Stored data entries
________
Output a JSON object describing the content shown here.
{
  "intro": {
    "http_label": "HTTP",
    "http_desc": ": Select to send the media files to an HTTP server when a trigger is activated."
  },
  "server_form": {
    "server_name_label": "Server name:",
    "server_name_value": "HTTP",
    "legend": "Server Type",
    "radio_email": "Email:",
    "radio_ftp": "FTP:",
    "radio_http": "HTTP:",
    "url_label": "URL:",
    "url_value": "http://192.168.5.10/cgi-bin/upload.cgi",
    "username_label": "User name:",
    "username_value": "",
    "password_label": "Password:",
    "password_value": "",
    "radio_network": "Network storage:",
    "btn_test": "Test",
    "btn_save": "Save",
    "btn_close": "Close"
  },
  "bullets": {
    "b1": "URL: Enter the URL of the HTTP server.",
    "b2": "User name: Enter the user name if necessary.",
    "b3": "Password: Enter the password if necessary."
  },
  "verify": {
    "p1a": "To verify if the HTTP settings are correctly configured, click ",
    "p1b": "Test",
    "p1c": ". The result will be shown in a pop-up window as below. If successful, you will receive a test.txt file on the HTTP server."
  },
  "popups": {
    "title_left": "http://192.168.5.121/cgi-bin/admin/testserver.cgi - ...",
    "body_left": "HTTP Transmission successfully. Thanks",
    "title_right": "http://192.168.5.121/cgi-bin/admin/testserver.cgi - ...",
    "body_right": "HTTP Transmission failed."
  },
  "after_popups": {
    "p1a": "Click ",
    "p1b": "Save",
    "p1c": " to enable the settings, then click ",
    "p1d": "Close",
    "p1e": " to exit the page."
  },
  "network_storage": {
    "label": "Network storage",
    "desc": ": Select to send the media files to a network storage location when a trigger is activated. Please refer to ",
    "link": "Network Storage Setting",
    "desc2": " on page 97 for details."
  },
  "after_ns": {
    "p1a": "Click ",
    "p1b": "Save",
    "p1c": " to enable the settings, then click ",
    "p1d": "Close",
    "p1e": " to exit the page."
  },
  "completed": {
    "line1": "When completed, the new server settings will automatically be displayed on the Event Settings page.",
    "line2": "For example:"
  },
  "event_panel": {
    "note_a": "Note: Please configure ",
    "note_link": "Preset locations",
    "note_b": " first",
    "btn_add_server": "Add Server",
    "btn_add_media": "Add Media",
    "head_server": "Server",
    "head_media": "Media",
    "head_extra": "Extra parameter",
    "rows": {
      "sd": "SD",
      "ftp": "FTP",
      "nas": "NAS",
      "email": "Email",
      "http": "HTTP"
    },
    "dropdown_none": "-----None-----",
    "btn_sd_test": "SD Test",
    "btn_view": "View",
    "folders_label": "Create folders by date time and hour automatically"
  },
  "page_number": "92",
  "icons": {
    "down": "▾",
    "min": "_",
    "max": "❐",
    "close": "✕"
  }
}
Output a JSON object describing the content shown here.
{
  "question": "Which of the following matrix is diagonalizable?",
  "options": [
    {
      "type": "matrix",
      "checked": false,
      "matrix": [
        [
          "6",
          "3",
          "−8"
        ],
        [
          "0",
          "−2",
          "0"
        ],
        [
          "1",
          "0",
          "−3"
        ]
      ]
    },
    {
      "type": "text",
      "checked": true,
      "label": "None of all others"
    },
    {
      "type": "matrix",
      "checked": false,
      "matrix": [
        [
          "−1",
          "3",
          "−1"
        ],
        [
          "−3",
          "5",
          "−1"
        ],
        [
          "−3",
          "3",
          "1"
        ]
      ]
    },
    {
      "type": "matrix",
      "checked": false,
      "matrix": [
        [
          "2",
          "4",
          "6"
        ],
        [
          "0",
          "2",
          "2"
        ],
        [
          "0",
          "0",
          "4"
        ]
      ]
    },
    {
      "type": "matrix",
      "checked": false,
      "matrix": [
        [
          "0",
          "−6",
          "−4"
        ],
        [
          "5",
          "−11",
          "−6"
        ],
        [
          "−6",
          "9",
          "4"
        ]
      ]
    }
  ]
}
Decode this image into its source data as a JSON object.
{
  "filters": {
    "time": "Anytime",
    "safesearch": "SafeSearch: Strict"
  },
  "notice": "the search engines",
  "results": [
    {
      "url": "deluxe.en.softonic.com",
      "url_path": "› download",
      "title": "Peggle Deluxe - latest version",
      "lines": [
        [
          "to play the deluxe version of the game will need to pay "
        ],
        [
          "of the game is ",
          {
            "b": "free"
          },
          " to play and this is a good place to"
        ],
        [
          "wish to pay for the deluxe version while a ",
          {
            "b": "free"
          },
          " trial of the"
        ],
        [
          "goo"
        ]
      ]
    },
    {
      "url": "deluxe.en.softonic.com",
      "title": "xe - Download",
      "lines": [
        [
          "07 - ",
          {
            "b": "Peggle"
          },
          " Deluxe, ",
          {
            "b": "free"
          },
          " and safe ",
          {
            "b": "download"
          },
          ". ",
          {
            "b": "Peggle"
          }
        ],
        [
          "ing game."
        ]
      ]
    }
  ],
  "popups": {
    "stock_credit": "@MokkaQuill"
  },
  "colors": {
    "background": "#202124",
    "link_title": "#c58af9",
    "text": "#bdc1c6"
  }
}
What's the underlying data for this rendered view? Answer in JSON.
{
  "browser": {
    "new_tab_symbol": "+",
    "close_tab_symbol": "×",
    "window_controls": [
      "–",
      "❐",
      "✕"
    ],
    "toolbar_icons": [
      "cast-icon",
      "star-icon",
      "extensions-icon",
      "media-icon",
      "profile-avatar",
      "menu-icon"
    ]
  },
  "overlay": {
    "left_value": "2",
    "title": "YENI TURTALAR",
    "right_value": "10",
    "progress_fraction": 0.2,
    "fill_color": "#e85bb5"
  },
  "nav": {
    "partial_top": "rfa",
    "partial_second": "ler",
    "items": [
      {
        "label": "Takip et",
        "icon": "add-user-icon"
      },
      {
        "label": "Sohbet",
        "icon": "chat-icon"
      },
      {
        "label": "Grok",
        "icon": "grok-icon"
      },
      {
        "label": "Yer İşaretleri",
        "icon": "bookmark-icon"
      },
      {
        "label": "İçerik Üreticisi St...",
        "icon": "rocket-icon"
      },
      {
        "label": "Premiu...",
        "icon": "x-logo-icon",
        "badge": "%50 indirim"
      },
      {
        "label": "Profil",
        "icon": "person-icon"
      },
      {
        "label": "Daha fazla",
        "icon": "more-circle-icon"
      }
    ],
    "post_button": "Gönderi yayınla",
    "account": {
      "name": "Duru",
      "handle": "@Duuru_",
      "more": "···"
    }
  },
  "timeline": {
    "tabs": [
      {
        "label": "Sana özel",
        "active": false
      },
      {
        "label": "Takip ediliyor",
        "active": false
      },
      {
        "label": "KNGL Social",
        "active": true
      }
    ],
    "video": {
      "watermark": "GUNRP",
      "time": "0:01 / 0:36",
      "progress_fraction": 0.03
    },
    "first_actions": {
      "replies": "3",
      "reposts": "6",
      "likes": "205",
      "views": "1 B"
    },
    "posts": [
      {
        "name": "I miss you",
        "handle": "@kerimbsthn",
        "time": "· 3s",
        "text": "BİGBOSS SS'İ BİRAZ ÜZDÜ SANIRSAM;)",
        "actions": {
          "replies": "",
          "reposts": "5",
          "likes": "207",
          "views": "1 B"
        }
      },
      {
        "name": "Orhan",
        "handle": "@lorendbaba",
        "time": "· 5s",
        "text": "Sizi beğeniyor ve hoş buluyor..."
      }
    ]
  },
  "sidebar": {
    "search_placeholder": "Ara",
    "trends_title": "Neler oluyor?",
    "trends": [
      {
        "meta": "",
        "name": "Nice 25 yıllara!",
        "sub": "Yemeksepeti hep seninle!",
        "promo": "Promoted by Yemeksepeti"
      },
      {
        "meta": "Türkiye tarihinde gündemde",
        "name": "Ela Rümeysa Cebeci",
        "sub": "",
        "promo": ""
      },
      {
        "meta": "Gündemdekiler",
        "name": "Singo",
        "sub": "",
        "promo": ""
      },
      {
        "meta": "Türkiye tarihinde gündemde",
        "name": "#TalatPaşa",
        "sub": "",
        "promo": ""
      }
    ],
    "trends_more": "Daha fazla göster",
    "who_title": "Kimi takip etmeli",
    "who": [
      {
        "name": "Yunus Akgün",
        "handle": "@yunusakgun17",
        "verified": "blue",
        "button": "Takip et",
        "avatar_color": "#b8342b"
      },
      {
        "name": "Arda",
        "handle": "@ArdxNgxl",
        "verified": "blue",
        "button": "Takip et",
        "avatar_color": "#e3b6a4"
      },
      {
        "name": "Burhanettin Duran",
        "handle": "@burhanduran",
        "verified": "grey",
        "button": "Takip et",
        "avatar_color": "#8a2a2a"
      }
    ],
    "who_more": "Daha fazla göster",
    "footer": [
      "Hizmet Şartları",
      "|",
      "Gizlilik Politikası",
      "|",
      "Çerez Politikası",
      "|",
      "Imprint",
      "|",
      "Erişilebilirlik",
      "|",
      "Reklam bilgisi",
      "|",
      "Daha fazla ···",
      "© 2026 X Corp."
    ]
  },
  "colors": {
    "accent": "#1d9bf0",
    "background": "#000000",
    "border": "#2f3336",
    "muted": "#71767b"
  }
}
________
▸ **WRITTEN EXERCISE**
Determine the number of lines where the string "will" occurs, and give that number only.

▸ **RESULT OF THE EXERCISE**
3